[Figure record extracts]
════
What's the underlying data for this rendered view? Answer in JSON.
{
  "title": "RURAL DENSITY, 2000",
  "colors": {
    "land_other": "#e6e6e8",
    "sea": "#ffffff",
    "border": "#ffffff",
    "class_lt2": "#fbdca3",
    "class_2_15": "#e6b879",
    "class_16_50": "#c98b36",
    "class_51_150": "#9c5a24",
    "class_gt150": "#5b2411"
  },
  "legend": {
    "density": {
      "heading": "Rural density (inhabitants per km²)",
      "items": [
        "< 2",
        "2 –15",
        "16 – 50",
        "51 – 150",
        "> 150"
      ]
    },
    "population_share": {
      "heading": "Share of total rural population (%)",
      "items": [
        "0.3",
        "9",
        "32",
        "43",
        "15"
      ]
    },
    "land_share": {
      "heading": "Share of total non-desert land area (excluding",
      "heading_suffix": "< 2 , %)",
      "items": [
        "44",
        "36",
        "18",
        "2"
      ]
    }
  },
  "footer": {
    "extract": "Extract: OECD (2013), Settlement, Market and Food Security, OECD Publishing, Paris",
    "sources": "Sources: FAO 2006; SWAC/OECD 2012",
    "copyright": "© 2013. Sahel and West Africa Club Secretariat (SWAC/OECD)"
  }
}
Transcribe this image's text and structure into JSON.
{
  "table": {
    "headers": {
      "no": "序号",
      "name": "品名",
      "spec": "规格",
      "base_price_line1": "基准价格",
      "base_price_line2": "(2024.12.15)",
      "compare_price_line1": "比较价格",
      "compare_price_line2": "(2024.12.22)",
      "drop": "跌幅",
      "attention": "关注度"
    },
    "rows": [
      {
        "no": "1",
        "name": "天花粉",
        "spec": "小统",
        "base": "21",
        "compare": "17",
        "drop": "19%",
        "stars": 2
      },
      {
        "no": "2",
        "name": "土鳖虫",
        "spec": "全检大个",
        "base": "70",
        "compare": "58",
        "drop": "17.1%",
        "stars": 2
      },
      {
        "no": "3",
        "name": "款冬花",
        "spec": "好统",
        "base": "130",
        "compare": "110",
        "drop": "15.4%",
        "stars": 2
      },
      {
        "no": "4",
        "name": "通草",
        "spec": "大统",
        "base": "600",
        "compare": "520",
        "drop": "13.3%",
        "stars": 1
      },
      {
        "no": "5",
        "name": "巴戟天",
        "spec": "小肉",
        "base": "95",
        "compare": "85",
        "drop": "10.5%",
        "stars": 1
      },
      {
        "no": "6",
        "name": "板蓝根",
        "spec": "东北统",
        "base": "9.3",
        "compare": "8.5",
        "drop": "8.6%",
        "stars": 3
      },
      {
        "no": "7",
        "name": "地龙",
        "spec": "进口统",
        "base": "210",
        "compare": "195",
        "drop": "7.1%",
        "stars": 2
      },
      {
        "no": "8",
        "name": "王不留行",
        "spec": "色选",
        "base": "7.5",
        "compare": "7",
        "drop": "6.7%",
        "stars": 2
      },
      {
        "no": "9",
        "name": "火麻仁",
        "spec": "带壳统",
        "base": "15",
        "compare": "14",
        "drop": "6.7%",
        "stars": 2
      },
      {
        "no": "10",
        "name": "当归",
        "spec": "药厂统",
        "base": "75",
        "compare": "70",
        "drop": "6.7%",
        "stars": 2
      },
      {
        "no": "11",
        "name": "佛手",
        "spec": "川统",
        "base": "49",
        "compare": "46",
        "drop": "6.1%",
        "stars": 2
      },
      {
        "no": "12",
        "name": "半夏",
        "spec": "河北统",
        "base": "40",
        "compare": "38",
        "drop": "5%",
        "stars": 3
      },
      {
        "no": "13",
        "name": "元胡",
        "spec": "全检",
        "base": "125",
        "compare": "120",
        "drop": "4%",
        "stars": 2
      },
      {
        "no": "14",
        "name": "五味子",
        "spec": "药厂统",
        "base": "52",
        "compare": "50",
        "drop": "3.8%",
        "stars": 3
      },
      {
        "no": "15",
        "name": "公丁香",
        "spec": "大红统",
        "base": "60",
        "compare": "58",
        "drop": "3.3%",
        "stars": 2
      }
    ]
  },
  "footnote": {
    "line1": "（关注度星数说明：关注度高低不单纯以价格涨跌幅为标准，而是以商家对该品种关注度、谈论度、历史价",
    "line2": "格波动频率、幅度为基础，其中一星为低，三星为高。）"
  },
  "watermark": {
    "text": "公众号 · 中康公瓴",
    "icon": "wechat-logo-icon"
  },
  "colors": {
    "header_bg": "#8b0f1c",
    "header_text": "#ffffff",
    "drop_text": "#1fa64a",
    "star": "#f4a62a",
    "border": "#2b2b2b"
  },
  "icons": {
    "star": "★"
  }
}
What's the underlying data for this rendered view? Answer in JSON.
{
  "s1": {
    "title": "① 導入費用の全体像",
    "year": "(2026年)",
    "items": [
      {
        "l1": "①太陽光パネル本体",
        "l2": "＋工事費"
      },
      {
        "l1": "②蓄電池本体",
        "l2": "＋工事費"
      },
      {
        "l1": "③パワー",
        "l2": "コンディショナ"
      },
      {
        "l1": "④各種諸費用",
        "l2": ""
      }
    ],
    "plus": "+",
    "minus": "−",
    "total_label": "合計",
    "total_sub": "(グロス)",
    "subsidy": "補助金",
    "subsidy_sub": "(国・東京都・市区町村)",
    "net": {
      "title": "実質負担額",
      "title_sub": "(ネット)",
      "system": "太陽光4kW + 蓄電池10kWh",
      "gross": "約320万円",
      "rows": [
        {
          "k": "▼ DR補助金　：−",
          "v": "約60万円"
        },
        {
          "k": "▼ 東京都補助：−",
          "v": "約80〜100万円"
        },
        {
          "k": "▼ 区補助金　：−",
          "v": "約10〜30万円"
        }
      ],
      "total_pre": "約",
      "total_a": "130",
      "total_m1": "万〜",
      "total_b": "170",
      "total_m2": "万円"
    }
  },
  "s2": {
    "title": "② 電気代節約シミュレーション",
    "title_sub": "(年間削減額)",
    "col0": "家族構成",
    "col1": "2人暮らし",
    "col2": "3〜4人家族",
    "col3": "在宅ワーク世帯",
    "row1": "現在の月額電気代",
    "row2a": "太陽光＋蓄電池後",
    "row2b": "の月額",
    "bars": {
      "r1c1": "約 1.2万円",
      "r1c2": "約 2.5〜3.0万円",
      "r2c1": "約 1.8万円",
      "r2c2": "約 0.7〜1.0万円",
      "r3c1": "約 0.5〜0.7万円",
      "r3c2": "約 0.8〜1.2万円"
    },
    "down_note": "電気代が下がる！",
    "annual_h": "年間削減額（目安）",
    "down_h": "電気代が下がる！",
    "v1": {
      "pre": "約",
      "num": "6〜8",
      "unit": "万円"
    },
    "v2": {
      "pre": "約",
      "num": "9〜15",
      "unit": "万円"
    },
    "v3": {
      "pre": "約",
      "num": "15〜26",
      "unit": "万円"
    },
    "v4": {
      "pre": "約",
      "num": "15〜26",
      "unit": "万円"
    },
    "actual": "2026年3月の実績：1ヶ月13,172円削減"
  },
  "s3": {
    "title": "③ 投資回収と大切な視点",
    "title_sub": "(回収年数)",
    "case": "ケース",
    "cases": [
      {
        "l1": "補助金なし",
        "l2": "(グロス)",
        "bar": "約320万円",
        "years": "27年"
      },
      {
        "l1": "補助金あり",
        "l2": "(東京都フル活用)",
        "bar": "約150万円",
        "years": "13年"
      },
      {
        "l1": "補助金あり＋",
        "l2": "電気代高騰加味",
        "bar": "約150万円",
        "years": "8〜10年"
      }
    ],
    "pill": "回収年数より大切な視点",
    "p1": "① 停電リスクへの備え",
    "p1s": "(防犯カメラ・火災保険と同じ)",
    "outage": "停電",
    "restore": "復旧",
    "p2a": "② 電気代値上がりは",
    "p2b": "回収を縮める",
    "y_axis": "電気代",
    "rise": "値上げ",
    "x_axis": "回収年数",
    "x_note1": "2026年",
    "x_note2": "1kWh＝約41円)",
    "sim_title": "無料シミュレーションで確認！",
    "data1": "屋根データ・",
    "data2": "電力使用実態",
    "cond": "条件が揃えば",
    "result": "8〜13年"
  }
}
════
* _What is needed_:
Write down every line of the data above that includes the string "ffffff".

* _Solution to this problem_:
    "sea": "#ffffff",
    "border": "#ffffff",
    "header_text": "#ffffff",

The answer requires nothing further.